Problem to solve → Please repeat every one of the entries below word for word, leaving the pictures out of your answer.

Entries drawn from a collection
* * * * *

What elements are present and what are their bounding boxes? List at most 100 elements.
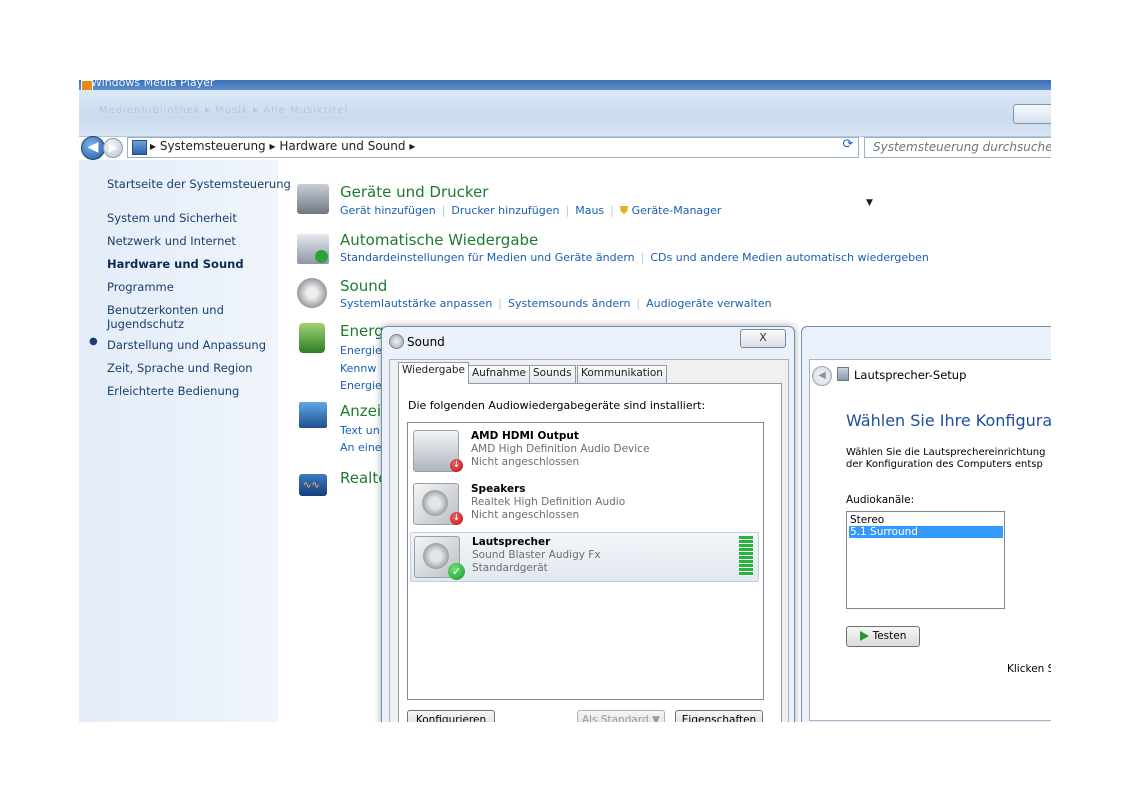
sidebar-item-accounts-2[interactable]: Jugendschutz (107, 317, 184, 331)
forward-button[interactable]: ▶ (103, 138, 123, 158)
sidebar-item-appearance[interactable]: Darstellung und Anpassung (107, 338, 266, 352)
blurred-nav: Medienbibliothek ▸ Musik ▸ Alle Musiktit… (99, 105, 349, 116)
panel-heading: Die folgenden Audiowiedergabegeräte sind… (408, 399, 706, 412)
test-button[interactable]: Testen (846, 626, 920, 647)
link-add-printer[interactable]: Drucker hinzufügen (451, 204, 559, 217)
link-mouse[interactable]: Maus (575, 204, 604, 217)
printer-icon (297, 184, 329, 214)
link-add-device[interactable]: Gerät hinzufügen (340, 204, 436, 217)
dialog-body: Wiedergabe Aufnahme Sounds Kommunikation… (389, 359, 789, 722)
volume-meter (739, 536, 753, 576)
back-button[interactable]: ◀ (81, 136, 105, 160)
speaker-setup-window: ◀ Lautsprecher-Setup Wählen Sie Ihre Kon… (801, 326, 1051, 722)
link-volume[interactable]: Systemlautstärke anpassen (340, 297, 492, 310)
dialog-title: Sound (407, 335, 445, 349)
tab-communication[interactable]: Kommunikation (577, 365, 667, 383)
link-energy-2[interactable]: Energie (340, 379, 382, 392)
link-connect[interactable]: An eine (340, 441, 382, 454)
category-devices-links: Gerät hinzufügen | Drucker hinzufügen | Maus… (340, 204, 722, 217)
link-energy-1[interactable]: Energie (340, 344, 382, 357)
instruction-text: Klicken S (1007, 663, 1051, 675)
device-desc: Sound Blaster Audigy Fx (472, 549, 601, 561)
category-autoplay-title[interactable]: Automatische Wiedergabe (340, 231, 538, 249)
device-list[interactable]: ↓ AMD HDMI Output AMD High Definition Au… (407, 422, 764, 700)
sidebar-item-region[interactable]: Zeit, Sprache und Region (107, 361, 253, 375)
search-input[interactable] (871, 139, 1051, 155)
speaker-icon: ✓ (414, 536, 465, 580)
control-panel-window: Windows Media Player Medienbibliothek ▸ … (79, 80, 1051, 722)
list-item[interactable]: ↓ Speakers Realtek High Definition Audio… (410, 480, 757, 528)
checkmark-icon: ✓ (448, 563, 465, 580)
tab-playback[interactable]: Wiedergabe (398, 362, 470, 384)
active-bullet-icon: ● (89, 336, 98, 347)
play-icon (859, 631, 869, 641)
setup-title: Lautsprecher-Setup (854, 368, 967, 382)
link-system-sounds[interactable]: Systemsounds ändern (508, 297, 630, 310)
device-desc: AMD High Definition Audio Device (471, 443, 650, 455)
device-status: Standardgerät (472, 562, 548, 574)
sidebar-item-system[interactable]: System und Sicherheit (107, 211, 237, 225)
speaker-icon: ↓ (413, 483, 463, 525)
sidebar-item-accessibility[interactable]: Erleichterte Bedienung (107, 384, 239, 398)
tab-recording[interactable]: Aufnahme (468, 365, 530, 383)
category-energy-title[interactable]: Energ (340, 322, 384, 340)
link-media-defaults[interactable]: Standardeinstellungen für Medien und Ger… (340, 251, 635, 264)
properties-button[interactable]: Eigenschaften (675, 710, 763, 722)
sidebar-item-programs[interactable]: Programme (107, 280, 174, 294)
refresh-icon[interactable]: ⟳ (839, 137, 857, 156)
category-display-title[interactable]: Anzei (340, 402, 381, 420)
sidebar-home-link[interactable]: Startseite der Systemsteuerung (107, 177, 291, 191)
device-name: AMD HDMI Output (471, 430, 579, 442)
wmp-titlebar: Windows Media Player (79, 80, 1051, 91)
setup-description: Wählen Sie die Lautsprechereinrichtung (846, 447, 1046, 458)
battery-icon (299, 323, 325, 353)
list-item-selected[interactable]: ✓ Lautsprecher Sound Blaster Audigy Fx S… (410, 532, 759, 582)
category-sound-title[interactable]: Sound (340, 277, 387, 295)
link-text[interactable]: Text un (340, 424, 380, 437)
link-cd-autoplay[interactable]: CDs und andere Medien automatisch wieder… (650, 251, 929, 264)
link-password[interactable]: Kennw (340, 362, 376, 375)
forward-arrow-icon: ▶ (108, 141, 118, 154)
channel-list[interactable]: Stereo 5.1 Surround (846, 511, 1005, 609)
sound-dialog: Sound X Wiedergabe Aufnahme Sounds Kommu… (381, 326, 795, 722)
address-bar[interactable]: ▸ Systemsteuerung ▸ Hardware und Sound ▸… (127, 137, 873, 208)
link-audio-devices[interactable]: Audiogeräte verwalten (646, 297, 772, 310)
autoplay-icon (297, 234, 329, 264)
channel-stereo[interactable]: Stereo (849, 514, 1003, 526)
close-button[interactable]: X (740, 329, 786, 348)
sidebar-item-accounts[interactable]: Benutzerkonten und (107, 303, 224, 317)
tab-sounds[interactable]: Sounds (529, 365, 576, 383)
device-status: Nicht angeschlossen (471, 456, 580, 468)
monitor-icon: ↓ (413, 430, 463, 472)
channel-51-surround[interactable]: 5.1 Surround (849, 526, 1003, 538)
sidebar-item-network[interactable]: Netzwerk und Internet (107, 234, 236, 248)
device-status: Nicht angeschlossen (471, 509, 580, 521)
sidebar-item-hardware[interactable]: Hardware und Sound (107, 257, 244, 271)
back-button[interactable]: ◀ (812, 366, 832, 386)
category-devices-title[interactable]: Geräte und Drucker (340, 183, 488, 201)
speaker-icon (389, 334, 404, 349)
search-box[interactable] (864, 137, 1051, 158)
set-default-button[interactable]: Als Standard ▼ (577, 710, 665, 722)
setup-icon (837, 367, 849, 381)
chevron-down-icon: ▼ (651, 714, 661, 722)
speaker-icon (297, 278, 327, 308)
setup-description-2: der Konfiguration des Computers entsp (846, 459, 1043, 470)
back-arrow-icon: ◀ (818, 370, 826, 381)
configure-button[interactable]: Konfigurieren (407, 710, 495, 722)
disconnected-icon: ↓ (450, 459, 463, 472)
window-controls[interactable] (1013, 104, 1051, 124)
channels-label: Audiokanäle: (846, 494, 915, 506)
setup-heading: Wählen Sie Ihre Konfiguratior (846, 411, 1051, 430)
breadcrumb[interactable]: ▸ Systemsteuerung ▸ Hardware und Sound ▸ (150, 139, 415, 153)
link-device-manager[interactable]: Geräte-Manager (632, 204, 722, 217)
category-sound-links: Systemlautstärke anpassen | Systemsounds ä… (340, 297, 772, 310)
shield-icon: ⛊ (619, 204, 629, 217)
window-glass: Medienbibliothek ▸ Musik ▸ Alle Musiktit… (79, 90, 1051, 137)
category-autoplay-links: Standardeinstellungen für Medien und Ger… (340, 251, 929, 264)
chevron-down-icon[interactable]: ▼ (866, 198, 873, 208)
playback-panel: Die folgenden Audiowiedergabegeräte sind… (398, 383, 782, 722)
list-item[interactable]: ↓ AMD HDMI Output AMD High Definition Au… (410, 427, 757, 475)
control-panel-icon (132, 140, 147, 155)
device-name: Lautsprecher (472, 536, 551, 548)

* * * * *

Solution to this problem →
What elements are present and what are their bounding boxes? List at most 100 elements.
sidebar-item-accounts-2[interactable]: Jugendschutz (107, 317, 184, 331)
forward-button[interactable]: ▶ (103, 138, 123, 158)
sidebar-item-appearance[interactable]: Darstellung und Anpassung (107, 338, 266, 352)
blurred-nav: Medienbibliothek ▸ Musik ▸ Alle Musiktit… (99, 105, 349, 116)
panel-heading: Die folgenden Audiowiedergabegeräte sind… (408, 399, 706, 412)
test-button[interactable]: Testen (846, 626, 920, 647)
link-add-printer[interactable]: Drucker hinzufügen (451, 204, 559, 217)
link-mouse[interactable]: Maus (575, 204, 604, 217)
printer-icon (297, 184, 329, 214)
link-add-device[interactable]: Gerät hinzufügen (340, 204, 436, 217)
dialog-body: Wiedergabe Aufnahme Sounds Kommunikation… (389, 359, 789, 722)
volume-meter (739, 536, 753, 576)
back-button[interactable]: ◀ (81, 136, 105, 160)
speaker-setup-window: ◀ Lautsprecher-Setup Wählen Sie Ihre Kon… (801, 326, 1051, 722)
link-volume[interactable]: Systemlautstärke anpassen (340, 297, 492, 310)
dialog-title: Sound (407, 335, 445, 349)
tab-communication[interactable]: Kommunikation (577, 365, 667, 383)
link-energy-2[interactable]: Energie (340, 379, 382, 392)
link-connect[interactable]: An eine (340, 441, 382, 454)
category-devices-links: Gerät hinzufügen | Drucker hinzufügen | Maus… (340, 204, 722, 217)
link-energy-1[interactable]: Energie (340, 344, 382, 357)
instruction-text: Klicken S (1007, 663, 1051, 675)
device-desc: Sound Blaster Audigy Fx (472, 549, 601, 561)
category-autoplay-title[interactable]: Automatische Wiedergabe (340, 231, 538, 249)
device-list[interactable]: ↓ AMD HDMI Output AMD High Definition Au… (407, 422, 764, 700)
sidebar-item-region[interactable]: Zeit, Sprache und Region (107, 361, 253, 375)
search-input[interactable] (871, 139, 1051, 155)
speaker-icon: ✓ (414, 536, 465, 580)
control-panel-window: Windows Media Player Medienbibliothek ▸ … (79, 80, 1051, 722)
list-item[interactable]: ↓ Speakers Realtek High Definition Audio… (410, 480, 757, 528)
checkmark-icon: ✓ (448, 563, 465, 580)
tab-playback[interactable]: Wiedergabe (398, 362, 470, 384)
active-bullet-icon: ● (89, 336, 98, 347)
play-icon (859, 631, 869, 641)
setup-title: Lautsprecher-Setup (854, 368, 967, 382)
link-system-sounds[interactable]: Systemsounds ändern (508, 297, 630, 310)
device-desc: AMD High Definition Audio Device (471, 443, 650, 455)
device-status: Standardgerät (472, 562, 548, 574)
sidebar-item-system[interactable]: System und Sicherheit (107, 211, 237, 225)
speaker-icon: ↓ (413, 483, 463, 525)
sidebar-item-accessibility[interactable]: Erleichterte Bedienung (107, 384, 239, 398)
tab-recording[interactable]: Aufnahme (468, 365, 530, 383)
category-energy-title[interactable]: Energ (340, 322, 384, 340)
link-media-defaults[interactable]: Standardeinstellungen für Medien und Ger… (340, 251, 635, 264)
properties-button[interactable]: Eigenschaften (675, 710, 763, 722)
sidebar-item-programs[interactable]: Programme (107, 280, 174, 294)
refresh-icon[interactable]: ⟳ (839, 137, 857, 156)
category-display-title[interactable]: Anzei (340, 402, 381, 420)
sidebar-home-link[interactable]: Startseite der Systemsteuerung (107, 177, 291, 191)
device-name: AMD HDMI Output (471, 430, 579, 442)
wmp-titlebar: Windows Media Player (79, 80, 1051, 91)
setup-description: Wählen Sie die Lautsprechereinrichtung (846, 447, 1046, 458)
battery-icon (299, 323, 325, 353)
list-item-selected[interactable]: ✓ Lautsprecher Sound Blaster Audigy Fx S… (410, 532, 759, 582)
category-sound-title[interactable]: Sound (340, 277, 387, 295)
link-text[interactable]: Text un (340, 424, 380, 437)
link-cd-autoplay[interactable]: CDs und andere Medien automatisch wieder… (650, 251, 929, 264)
link-password[interactable]: Kennw (340, 362, 376, 375)
forward-arrow-icon: ▶ (108, 141, 118, 154)
channel-list[interactable]: Stereo 5.1 Surround (846, 511, 1005, 609)
sound-dialog: Sound X Wiedergabe Aufnahme Sounds Kommu… (381, 326, 795, 722)
address-bar[interactable]: ▸ Systemsteuerung ▸ Hardware und Sound ▸… (127, 137, 873, 208)
link-audio-devices[interactable]: Audiogeräte verwalten (646, 297, 772, 310)
autoplay-icon (297, 234, 329, 264)
channel-stereo[interactable]: Stereo (849, 514, 1003, 526)
close-button[interactable]: X (740, 329, 786, 348)
sidebar-item-accounts[interactable]: Benutzerkonten und (107, 303, 224, 317)
tab-sounds[interactable]: Sounds (529, 365, 576, 383)
device-status: Nicht angeschlossen (471, 456, 580, 468)
monitor-icon: ↓ (413, 430, 463, 472)
channel-51-surround[interactable]: 5.1 Surround (849, 526, 1003, 538)
sidebar-item-network[interactable]: Netzwerk und Internet (107, 234, 236, 248)
device-status: Nicht angeschlossen (471, 509, 580, 521)
sidebar-item-hardware[interactable]: Hardware und Sound (107, 257, 244, 271)
back-button[interactable]: ◀ (812, 366, 832, 386)
category-devices-title[interactable]: Geräte und Drucker (340, 183, 488, 201)
speaker-icon (389, 334, 404, 349)
search-box[interactable] (864, 137, 1051, 158)
set-default-button[interactable]: Als Standard ▼ (577, 710, 665, 722)
setup-icon (837, 367, 849, 381)
chevron-down-icon: ▼ (651, 714, 661, 722)
speaker-icon (297, 278, 327, 308)
setup-description-2: der Konfiguration des Computers entsp (846, 459, 1043, 470)
back-arrow-icon: ◀ (818, 370, 826, 381)
configure-button[interactable]: Konfigurieren (407, 710, 495, 722)
disconnected-icon: ↓ (450, 459, 463, 472)
window-controls[interactable] (1013, 104, 1051, 124)
channels-label: Audiokanäle: (846, 494, 915, 506)
setup-heading: Wählen Sie Ihre Konfiguratior (846, 411, 1051, 430)
breadcrumb[interactable]: ▸ Systemsteuerung ▸ Hardware und Sound ▸ (150, 139, 415, 153)
link-device-manager[interactable]: Geräte-Manager (632, 204, 722, 217)
category-sound-links: Systemlautstärke anpassen | Systemsounds ä… (340, 297, 772, 310)
shield-icon: ⛊ (619, 204, 629, 217)
window-glass: Medienbibliothek ▸ Musik ▸ Alle Musiktit… (79, 90, 1051, 137)
category-autoplay-links: Standardeinstellungen für Medien und Ger… (340, 251, 929, 264)
chevron-down-icon[interactable]: ▼ (866, 198, 873, 208)
playback-panel: Die folgenden Audiowiedergabegeräte sind… (398, 383, 782, 722)
list-item[interactable]: ↓ AMD HDMI Output AMD High Definition Au… (410, 427, 757, 475)
control-panel-icon (132, 140, 147, 155)
device-name: Lautsprecher (472, 536, 551, 548)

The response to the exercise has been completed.